> _Work required_
Without the pictures, set down the records below word for word.

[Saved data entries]
^^^^^^^^
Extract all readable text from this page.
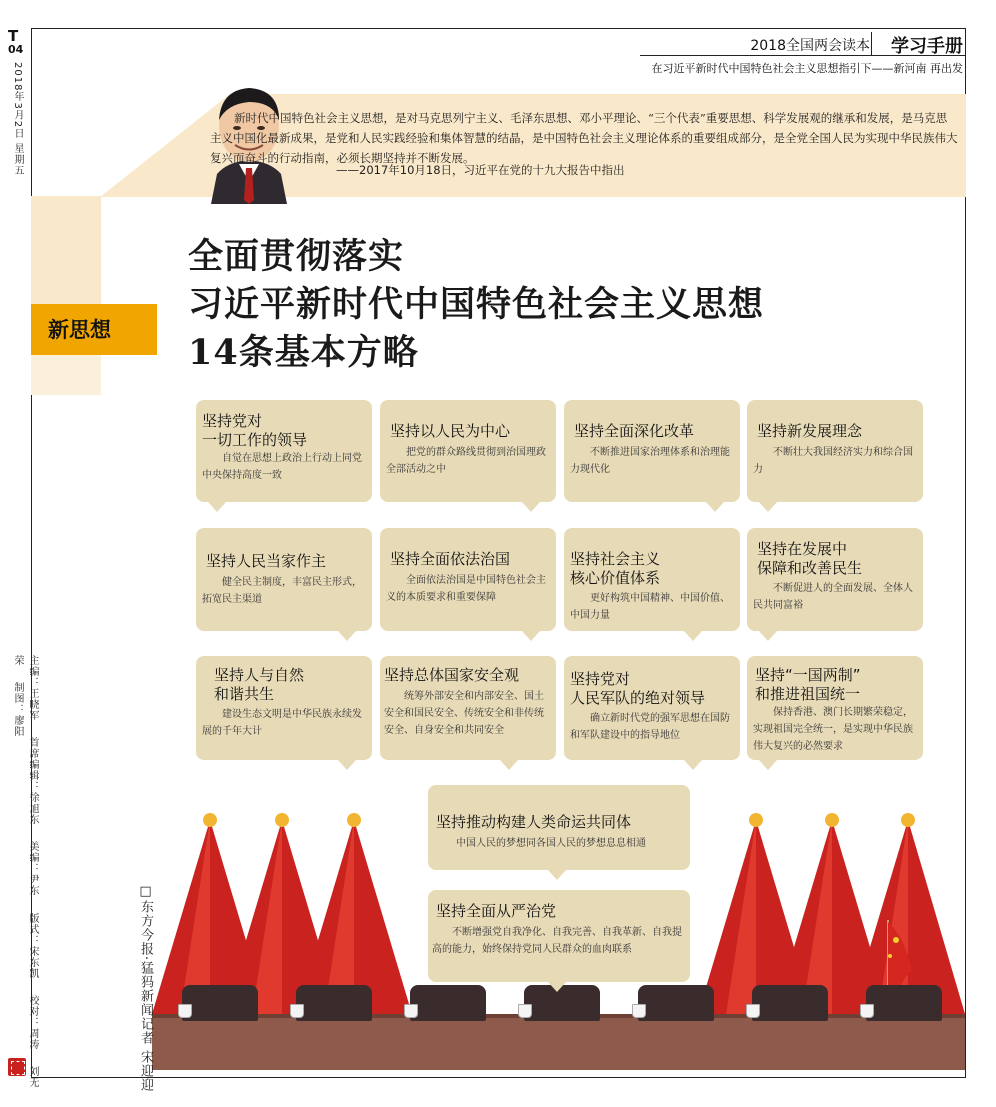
T
04
2018年3月2日 星期五
主编：王晓军 首席编辑：徐旭东 美编：尹东 版式：宋东凯 校对：周涛 刘无荣 制图：廖阳
2018全国两会读本 学习手册
在习近平新时代中国特色社会主义思想指引下——新河南 再出发

新时代中国特色社会主义思想，是对马克思列宁主义、毛泽东思想、邓小平理论、“三个代表”重要思想、科学发展观的继承和发展，是马克思主义中国化最新成果，是党和人民实践经验和集体智慧的结晶，是中国特色社会主义理论体系的重要组成部分，是全党全国人民为实现中华民族伟大复兴而奋斗的行动指南，必须长期坚持并不断发展。

——2017年10月18日，习近平在党的十九大报告中指出
新思想
全面贯彻落实
习近平新时代中国特色社会主义思想
14条基本方略
坚持党对
一切工作的领导
自觉在思想上政治上行动上同党中央保持高度一致
坚持以人民为中心
把党的群众路线贯彻到治国理政全部活动之中
坚持全面深化改革
不断推进国家治理体系和治理能力现代化
坚持新发展理念
不断壮大我国经济实力和综合国力
坚持人民当家作主
健全民主制度，丰富民主形式，拓宽民主渠道
坚持全面依法治国
全面依法治国是中国特色社会主义的本质要求和重要保障
坚持社会主义
核心价值体系
更好构筑中国精神、中国价值、中国力量
坚持在发展中
保障和改善民生
不断促进人的全面发展、全体人民共同富裕
坚持人与自然
和谐共生
建设生态文明是中华民族永续发展的千年大计
坚持总体国家安全观
统筹外部安全和内部安全、国土安全和国民安全、传统安全和非传统安全、自身安全和共同安全
坚持党对
人民军队的绝对领导
确立新时代党的强军思想在国防和军队建设中的指导地位
坚持“一国两制”
和推进祖国统一
保持香港、澳门长期繁荣稳定，实现祖国完全统一，是实现中华民族伟大复兴的必然要求
坚持推动构建人类命运共同体
中国人民的梦想同各国人民的梦想息息相通
坚持全面从严治党
不断增强党自我净化、自我完善、自我革新、自我提高的能力，始终保持党同人民群众的血肉联系
□东方今报·猛犸新闻记者 宋迎迎
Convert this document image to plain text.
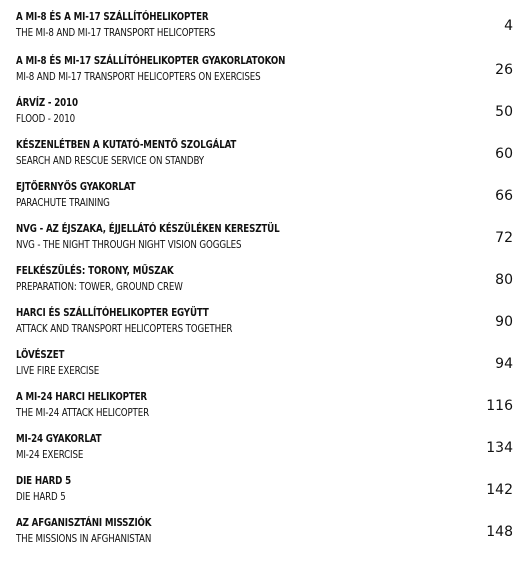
A MI-8 ÉS A MI-17 SZÁLLÍTÓHELIKOPTER
THE MI-8 AND MI-17 TRANSPORT HELICOPTERS	4
A MI-8 ÉS MI-17 SZÁLLÍTÓHELIKOPTER GYAKORLATOKON
MI-8 AND MI-17 TRANSPORT HELICOPTERS ON EXERCISES	26
ÁRVÍZ - 2010
FLOOD - 2010	50
KÉSZENLÉTBEN A KUTATÓ-MENTŐ SZOLGÁLAT
SEARCH AND RESCUE SERVICE ON STANDBY	60
EJTŐERNYŐS GYAKORLAT
PARACHUTE TRAINING	66
NVG - AZ ÉJSZAKA, ÉJJELLÁTÓ KÉSZÜLÉKEN KERESZTÜL
NVG - THE NIGHT THROUGH NIGHT VISION GOGGLES	72
FELKÉSZÜLÉS: TORONY, MŰSZAK
PREPARATION: TOWER, GROUND CREW	80
HARCI ÉS SZÁLLÍTÓHELIKOPTER EGYÜTT
ATTACK AND TRANSPORT HELICOPTERS TOGETHER	90
LÖVÉSZET
LIVE FIRE EXERCISE	94
A MI-24 HARCI HELIKOPTER
THE MI-24 ATTACK HELICOPTER	116
MI-24 GYAKORLAT
MI-24 EXERCISE	134
DIE HARD 5
DIE HARD 5	142
AZ AFGANISZTÁNI MISSZIÓK
THE MISSIONS IN AFGHANISTAN	148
^^^^^^^^
> _Reply to the exercise_
Extract all readable text from this page.
T
04
2018年3月2日 星期五
主编：王晓军 首席编辑：徐旭东 美编：尹东 版式：宋东凯 校对：周涛 刘无荣 制图：廖阳
2018全国两会读本 学习手册
在习近平新时代中国特色社会主义思想指引下——新河南 再出发

新时代中国特色社会主义思想，是对马克思列宁主义、毛泽东思想、邓小平理论、“三个代表”重要思想、科学发展观的继承和发展，是马克思主义中国化最新成果，是党和人民实践经验和集体智慧的结晶，是中国特色社会主义理论体系的重要组成部分，是全党全国人民为实现中华民族伟大复兴而奋斗的行动指南，必须长期坚持并不断发展。

——2017年10月18日，习近平在党的十九大报告中指出
新思想
全面贯彻落实
习近平新时代中国特色社会主义思想
14条基本方略
坚持党对
一切工作的领导
自觉在思想上政治上行动上同党中央保持高度一致
坚持以人民为中心
把党的群众路线贯彻到治国理政全部活动之中
坚持全面深化改革
不断推进国家治理体系和治理能力现代化
坚持新发展理念
不断壮大我国经济实力和综合国力
坚持人民当家作主
健全民主制度，丰富民主形式，拓宽民主渠道
坚持全面依法治国
全面依法治国是中国特色社会主义的本质要求和重要保障
坚持社会主义
核心价值体系
更好构筑中国精神、中国价值、中国力量
坚持在发展中
保障和改善民生
不断促进人的全面发展、全体人民共同富裕
坚持人与自然
和谐共生
建设生态文明是中华民族永续发展的千年大计
坚持总体国家安全观
统筹外部安全和内部安全、国土安全和国民安全、传统安全和非传统安全、自身安全和共同安全
坚持党对
人民军队的绝对领导
确立新时代党的强军思想在国防和军队建设中的指导地位
坚持“一国两制”
和推进祖国统一
保持香港、澳门长期繁荣稳定，实现祖国完全统一，是实现中华民族伟大复兴的必然要求
坚持推动构建人类命运共同体
中国人民的梦想同各国人民的梦想息息相通
坚持全面从严治党
不断增强党自我净化、自我完善、自我革新、自我提高的能力，始终保持党同人民群众的血肉联系
□东方今报·猛犸新闻记者 宋迎迎
Convert this document image to plain text.
A MI-8 ÉS A MI-17 SZÁLLÍTÓHELIKOPTER
THE MI-8 AND MI-17 TRANSPORT HELICOPTERS	4
A MI-8 ÉS MI-17 SZÁLLÍTÓHELIKOPTER GYAKORLATOKON
MI-8 AND MI-17 TRANSPORT HELICOPTERS ON EXERCISES	26
ÁRVÍZ - 2010
FLOOD - 2010	50
KÉSZENLÉTBEN A KUTATÓ-MENTŐ SZOLGÁLAT
SEARCH AND RESCUE SERVICE ON STANDBY	60
EJTŐERNYŐS GYAKORLAT
PARACHUTE TRAINING	66
NVG - AZ ÉJSZAKA, ÉJJELLÁTÓ KÉSZÜLÉKEN KERESZTÜL
NVG - THE NIGHT THROUGH NIGHT VISION GOGGLES	72
FELKÉSZÜLÉS: TORONY, MŰSZAK
PREPARATION: TOWER, GROUND CREW	80
HARCI ÉS SZÁLLÍTÓHELIKOPTER EGYÜTT
ATTACK AND TRANSPORT HELICOPTERS TOGETHER	90
LÖVÉSZET
LIVE FIRE EXERCISE	94
A MI-24 HARCI HELIKOPTER
THE MI-24 ATTACK HELICOPTER	116
MI-24 GYAKORLAT
MI-24 EXERCISE	134
DIE HARD 5
DIE HARD 5	142
AZ AFGANISZTÁNI MISSZIÓK
THE MISSIONS IN AFGHANISTAN	148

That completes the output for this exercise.